--- begin SUPPLIED RECORDS ---

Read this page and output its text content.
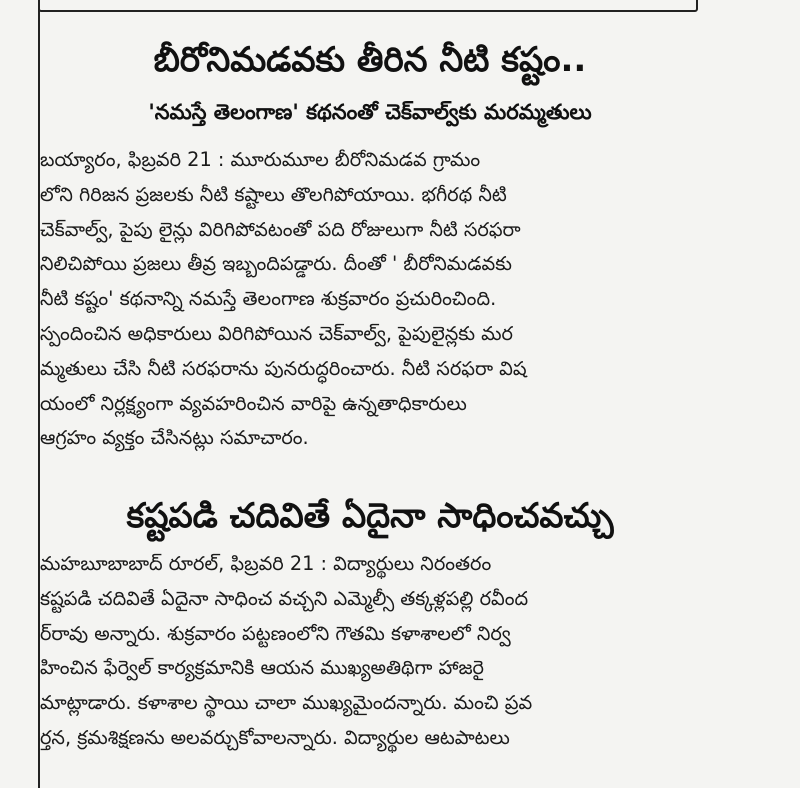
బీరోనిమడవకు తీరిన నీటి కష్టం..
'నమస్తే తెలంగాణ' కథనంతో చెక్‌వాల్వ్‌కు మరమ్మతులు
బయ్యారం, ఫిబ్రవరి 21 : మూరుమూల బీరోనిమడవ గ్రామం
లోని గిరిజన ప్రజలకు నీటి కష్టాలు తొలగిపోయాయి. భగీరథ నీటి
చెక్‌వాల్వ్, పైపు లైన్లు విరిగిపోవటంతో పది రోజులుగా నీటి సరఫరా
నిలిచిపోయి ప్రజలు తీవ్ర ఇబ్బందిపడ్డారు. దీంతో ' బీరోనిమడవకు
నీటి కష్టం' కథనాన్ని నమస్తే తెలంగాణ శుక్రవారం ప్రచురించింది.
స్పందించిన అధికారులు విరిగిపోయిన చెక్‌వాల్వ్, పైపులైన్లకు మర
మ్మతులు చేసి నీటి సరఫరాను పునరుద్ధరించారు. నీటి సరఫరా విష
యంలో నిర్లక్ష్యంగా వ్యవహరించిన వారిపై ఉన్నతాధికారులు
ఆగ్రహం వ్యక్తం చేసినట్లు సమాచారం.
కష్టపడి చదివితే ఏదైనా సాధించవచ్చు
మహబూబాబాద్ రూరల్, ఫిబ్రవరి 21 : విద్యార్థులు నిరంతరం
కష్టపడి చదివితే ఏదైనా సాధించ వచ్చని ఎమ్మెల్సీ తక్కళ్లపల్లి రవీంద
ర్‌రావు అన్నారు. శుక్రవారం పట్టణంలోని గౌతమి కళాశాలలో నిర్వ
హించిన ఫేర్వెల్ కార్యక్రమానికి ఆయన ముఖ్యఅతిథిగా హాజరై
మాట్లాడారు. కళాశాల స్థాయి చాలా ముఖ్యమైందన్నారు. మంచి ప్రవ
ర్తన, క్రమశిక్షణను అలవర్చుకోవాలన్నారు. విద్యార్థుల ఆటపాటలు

--- end SUPPLIED RECORDS ---
--- begin SUPPLIED RECORDS ---

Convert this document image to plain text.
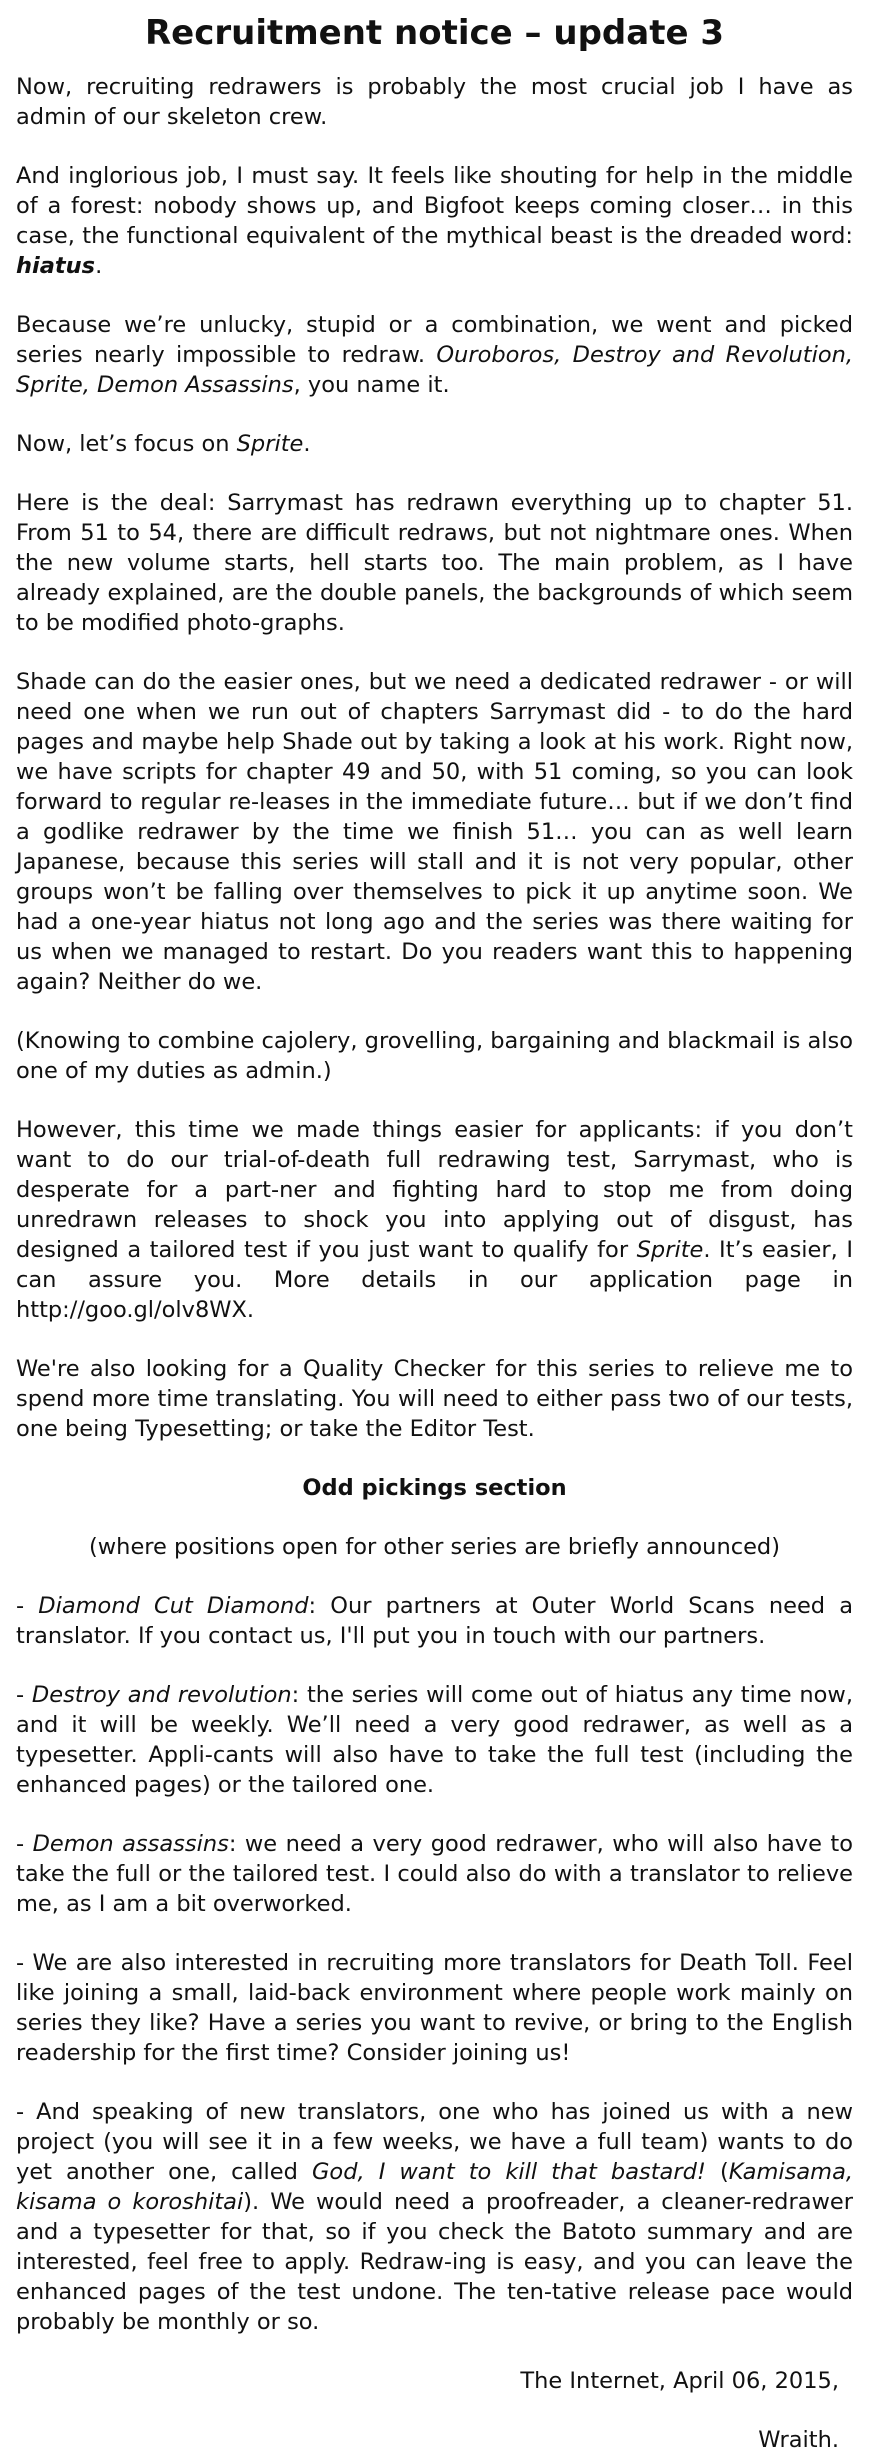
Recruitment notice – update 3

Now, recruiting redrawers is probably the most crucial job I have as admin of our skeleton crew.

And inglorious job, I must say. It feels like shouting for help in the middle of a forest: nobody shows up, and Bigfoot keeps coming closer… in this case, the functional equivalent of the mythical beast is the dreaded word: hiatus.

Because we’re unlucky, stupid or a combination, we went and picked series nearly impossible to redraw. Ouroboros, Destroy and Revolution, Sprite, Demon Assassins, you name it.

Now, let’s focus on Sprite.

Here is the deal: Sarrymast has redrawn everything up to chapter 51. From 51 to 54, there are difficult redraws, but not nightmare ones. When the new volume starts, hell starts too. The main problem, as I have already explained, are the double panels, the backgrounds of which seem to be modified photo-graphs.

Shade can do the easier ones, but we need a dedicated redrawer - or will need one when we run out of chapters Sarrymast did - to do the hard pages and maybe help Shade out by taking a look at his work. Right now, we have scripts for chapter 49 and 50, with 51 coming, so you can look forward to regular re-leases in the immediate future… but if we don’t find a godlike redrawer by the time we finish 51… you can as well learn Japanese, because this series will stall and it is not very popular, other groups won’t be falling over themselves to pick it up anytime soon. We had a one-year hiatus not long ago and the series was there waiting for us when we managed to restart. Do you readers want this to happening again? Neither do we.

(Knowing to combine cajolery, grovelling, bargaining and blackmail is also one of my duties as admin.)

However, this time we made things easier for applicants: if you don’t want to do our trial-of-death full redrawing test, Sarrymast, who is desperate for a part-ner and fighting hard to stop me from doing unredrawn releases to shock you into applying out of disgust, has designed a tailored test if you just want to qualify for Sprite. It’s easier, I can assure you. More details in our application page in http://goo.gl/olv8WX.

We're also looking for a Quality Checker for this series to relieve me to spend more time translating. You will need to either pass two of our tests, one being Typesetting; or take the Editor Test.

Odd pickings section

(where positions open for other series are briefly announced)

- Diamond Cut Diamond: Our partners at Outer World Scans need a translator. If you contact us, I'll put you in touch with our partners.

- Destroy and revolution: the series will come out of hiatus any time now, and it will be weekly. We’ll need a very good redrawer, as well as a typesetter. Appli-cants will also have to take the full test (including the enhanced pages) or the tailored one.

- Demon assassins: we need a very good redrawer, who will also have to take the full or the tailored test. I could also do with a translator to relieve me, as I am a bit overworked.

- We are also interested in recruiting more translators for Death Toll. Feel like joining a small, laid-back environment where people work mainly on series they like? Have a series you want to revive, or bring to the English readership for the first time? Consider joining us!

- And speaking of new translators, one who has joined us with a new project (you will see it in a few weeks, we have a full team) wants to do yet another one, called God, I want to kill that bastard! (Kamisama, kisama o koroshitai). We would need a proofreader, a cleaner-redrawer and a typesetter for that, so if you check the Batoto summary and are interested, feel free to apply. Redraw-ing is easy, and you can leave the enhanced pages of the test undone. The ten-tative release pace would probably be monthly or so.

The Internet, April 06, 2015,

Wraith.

--- end SUPPLIED RECORDS ---
--- begin SUPPLIED RECORDS ---

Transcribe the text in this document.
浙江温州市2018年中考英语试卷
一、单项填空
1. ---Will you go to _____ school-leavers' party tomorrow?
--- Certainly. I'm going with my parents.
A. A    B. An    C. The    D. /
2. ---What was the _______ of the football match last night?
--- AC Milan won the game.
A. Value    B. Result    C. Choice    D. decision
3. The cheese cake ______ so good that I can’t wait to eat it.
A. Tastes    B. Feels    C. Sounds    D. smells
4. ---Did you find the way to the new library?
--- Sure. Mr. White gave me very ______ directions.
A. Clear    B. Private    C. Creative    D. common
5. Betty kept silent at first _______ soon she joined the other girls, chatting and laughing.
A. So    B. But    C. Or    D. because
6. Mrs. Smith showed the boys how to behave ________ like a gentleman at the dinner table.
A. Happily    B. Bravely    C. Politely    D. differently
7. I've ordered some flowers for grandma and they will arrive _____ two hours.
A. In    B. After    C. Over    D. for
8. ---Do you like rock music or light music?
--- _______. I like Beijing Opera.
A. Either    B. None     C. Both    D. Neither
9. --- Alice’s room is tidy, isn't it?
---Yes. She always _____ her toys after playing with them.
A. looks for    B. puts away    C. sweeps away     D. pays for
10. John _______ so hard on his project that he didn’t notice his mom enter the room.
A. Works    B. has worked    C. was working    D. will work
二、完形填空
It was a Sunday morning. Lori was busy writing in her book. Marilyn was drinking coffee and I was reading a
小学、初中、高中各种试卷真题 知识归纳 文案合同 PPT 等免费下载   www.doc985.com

--- end SUPPLIED RECORDS ---

#### TASK GOAL
Copy each line of the preceding data that contains the string "room".

#### COMPLETE RESPONSE
9. --- Alice’s room is tidy, isn't it?
10. John _______ so hard on his project that he didn’t notice his mom enter the room.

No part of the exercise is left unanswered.